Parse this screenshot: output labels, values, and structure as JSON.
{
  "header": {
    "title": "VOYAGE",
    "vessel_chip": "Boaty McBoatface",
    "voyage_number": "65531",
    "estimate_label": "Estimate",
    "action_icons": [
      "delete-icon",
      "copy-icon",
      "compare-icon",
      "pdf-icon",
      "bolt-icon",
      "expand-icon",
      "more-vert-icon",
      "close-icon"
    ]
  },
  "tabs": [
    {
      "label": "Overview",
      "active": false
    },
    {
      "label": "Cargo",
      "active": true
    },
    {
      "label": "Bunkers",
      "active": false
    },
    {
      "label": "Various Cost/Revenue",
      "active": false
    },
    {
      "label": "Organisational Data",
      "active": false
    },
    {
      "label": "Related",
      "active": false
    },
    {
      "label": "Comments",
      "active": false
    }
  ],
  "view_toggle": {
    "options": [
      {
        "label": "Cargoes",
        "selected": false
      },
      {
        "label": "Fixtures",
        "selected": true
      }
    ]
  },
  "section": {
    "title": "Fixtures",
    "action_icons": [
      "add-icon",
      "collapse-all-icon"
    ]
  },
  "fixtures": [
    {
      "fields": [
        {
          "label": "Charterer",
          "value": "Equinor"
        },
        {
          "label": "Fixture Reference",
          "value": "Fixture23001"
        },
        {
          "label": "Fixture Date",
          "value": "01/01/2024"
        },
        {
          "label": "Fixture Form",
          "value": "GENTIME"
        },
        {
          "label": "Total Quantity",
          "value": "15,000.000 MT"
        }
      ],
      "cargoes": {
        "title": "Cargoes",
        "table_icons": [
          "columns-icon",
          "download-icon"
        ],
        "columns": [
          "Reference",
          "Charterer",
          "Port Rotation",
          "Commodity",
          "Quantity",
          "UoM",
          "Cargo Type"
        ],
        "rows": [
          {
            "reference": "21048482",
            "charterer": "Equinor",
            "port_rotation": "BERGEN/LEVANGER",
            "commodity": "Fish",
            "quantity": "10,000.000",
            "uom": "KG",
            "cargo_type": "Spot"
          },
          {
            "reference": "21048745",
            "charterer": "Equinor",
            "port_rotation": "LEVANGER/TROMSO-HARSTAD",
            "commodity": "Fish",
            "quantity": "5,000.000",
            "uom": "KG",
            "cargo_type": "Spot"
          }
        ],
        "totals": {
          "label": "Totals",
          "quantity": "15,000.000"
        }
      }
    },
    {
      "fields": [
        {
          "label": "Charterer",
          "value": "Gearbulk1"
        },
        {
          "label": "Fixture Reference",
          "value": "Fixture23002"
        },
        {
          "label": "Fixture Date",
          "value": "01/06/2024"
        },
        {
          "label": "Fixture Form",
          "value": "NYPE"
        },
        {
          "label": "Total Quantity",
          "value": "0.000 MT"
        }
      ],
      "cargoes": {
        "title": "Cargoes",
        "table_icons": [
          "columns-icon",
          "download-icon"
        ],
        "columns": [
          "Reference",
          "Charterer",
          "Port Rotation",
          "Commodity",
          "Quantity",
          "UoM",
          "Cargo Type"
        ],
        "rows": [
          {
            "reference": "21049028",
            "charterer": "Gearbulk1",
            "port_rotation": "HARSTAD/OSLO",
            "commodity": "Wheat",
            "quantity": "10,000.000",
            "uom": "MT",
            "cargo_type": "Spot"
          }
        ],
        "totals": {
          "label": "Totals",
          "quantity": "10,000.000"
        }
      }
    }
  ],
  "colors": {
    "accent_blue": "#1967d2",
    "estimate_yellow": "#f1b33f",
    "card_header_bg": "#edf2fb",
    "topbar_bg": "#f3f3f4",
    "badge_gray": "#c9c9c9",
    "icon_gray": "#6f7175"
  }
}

######

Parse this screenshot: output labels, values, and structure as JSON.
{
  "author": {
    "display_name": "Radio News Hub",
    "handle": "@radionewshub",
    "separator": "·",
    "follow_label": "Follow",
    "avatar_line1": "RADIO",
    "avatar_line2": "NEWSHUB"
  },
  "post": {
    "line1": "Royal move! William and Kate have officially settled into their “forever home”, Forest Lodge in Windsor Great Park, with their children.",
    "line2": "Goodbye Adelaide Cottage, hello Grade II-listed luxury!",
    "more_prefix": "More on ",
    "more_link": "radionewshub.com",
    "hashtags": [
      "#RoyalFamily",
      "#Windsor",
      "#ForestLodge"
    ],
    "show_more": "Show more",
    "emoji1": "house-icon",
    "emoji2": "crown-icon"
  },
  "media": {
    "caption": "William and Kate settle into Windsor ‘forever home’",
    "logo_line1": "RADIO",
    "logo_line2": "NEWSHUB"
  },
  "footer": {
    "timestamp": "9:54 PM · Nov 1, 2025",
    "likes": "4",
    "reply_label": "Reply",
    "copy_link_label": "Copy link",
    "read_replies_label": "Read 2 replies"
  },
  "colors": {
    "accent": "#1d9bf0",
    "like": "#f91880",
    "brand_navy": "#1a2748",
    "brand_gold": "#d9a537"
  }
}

######

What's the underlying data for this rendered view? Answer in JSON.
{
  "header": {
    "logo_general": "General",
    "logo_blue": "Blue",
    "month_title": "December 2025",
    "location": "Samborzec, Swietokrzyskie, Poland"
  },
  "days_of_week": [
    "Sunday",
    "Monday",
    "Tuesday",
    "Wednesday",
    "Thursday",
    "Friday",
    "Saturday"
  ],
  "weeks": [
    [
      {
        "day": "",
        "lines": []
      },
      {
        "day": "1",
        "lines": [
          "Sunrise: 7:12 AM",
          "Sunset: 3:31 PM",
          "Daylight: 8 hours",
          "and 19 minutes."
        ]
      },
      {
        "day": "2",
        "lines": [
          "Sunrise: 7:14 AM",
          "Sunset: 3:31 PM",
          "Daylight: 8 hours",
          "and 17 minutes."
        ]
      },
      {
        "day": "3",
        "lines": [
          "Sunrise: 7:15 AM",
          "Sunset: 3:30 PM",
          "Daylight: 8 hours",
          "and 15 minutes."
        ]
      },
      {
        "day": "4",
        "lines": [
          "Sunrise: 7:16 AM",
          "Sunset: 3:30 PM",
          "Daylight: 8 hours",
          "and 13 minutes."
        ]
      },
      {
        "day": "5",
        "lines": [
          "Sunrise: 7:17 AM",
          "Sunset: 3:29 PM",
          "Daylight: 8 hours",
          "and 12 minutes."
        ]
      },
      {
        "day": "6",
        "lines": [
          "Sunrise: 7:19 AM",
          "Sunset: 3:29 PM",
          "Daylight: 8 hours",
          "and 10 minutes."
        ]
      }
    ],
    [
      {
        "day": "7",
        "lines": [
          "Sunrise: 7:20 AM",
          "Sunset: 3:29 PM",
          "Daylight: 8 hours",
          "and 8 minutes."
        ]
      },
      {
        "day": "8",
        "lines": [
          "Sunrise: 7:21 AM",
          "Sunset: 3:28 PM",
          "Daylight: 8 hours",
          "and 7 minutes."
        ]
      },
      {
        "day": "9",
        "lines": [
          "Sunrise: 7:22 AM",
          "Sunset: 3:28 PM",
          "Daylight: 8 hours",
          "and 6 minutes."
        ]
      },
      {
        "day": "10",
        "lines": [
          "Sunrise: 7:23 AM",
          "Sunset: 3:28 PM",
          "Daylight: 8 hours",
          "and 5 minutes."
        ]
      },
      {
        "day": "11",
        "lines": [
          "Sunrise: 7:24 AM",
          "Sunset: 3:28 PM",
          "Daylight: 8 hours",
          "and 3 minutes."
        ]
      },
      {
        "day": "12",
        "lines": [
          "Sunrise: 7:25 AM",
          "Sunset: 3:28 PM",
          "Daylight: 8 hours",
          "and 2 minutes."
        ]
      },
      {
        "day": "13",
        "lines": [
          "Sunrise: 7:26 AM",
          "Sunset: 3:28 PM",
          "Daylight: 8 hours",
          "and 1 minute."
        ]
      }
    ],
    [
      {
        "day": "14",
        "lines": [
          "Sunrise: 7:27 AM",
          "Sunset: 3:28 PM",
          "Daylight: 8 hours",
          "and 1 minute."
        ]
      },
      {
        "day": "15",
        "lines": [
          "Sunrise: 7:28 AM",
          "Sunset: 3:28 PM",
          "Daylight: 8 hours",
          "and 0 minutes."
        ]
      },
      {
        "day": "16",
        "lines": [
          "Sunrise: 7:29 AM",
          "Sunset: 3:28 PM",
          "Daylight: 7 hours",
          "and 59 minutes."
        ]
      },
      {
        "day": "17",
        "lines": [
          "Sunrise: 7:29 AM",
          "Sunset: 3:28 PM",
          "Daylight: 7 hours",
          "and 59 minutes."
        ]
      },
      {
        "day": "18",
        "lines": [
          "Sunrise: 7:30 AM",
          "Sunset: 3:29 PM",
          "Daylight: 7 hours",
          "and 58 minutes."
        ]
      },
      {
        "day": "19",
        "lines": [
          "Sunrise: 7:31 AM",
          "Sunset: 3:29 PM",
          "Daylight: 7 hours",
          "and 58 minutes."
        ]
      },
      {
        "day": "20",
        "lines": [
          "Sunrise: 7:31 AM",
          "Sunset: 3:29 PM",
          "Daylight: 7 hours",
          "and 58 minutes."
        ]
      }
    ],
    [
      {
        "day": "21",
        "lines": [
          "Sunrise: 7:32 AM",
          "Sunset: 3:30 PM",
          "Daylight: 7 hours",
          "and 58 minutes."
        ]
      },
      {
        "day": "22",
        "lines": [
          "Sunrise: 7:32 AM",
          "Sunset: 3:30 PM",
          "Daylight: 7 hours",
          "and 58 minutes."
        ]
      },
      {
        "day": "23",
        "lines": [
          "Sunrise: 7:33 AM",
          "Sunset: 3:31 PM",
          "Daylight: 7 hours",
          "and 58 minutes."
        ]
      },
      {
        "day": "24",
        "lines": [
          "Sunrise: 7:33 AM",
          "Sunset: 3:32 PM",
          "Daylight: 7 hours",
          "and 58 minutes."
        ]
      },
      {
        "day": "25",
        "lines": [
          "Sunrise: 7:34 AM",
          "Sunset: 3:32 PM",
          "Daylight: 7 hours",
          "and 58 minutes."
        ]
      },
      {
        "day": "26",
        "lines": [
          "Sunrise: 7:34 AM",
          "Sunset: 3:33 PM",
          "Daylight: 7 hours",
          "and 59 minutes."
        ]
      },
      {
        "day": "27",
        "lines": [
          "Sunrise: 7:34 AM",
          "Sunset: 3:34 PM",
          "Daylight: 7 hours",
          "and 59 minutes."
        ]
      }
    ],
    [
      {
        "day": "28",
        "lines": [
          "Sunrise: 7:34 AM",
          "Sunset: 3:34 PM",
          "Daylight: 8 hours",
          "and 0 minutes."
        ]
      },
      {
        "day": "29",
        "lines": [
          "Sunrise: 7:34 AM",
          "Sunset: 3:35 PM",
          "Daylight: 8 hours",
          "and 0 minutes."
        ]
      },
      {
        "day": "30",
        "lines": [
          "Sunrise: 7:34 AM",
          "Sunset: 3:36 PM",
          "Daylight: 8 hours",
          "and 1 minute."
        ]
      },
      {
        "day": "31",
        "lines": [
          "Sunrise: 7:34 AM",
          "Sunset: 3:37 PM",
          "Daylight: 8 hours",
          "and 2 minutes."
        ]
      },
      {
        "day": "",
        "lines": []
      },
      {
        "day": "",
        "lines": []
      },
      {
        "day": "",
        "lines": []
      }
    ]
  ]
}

######

*Problem statement*
Extract every line above containing the word "HARSTAD".

*Reply*
            "port_rotation": "LEVANGER/TROMSO-HARSTAD",
            "port_rotation": "HARSTAD/OSLO",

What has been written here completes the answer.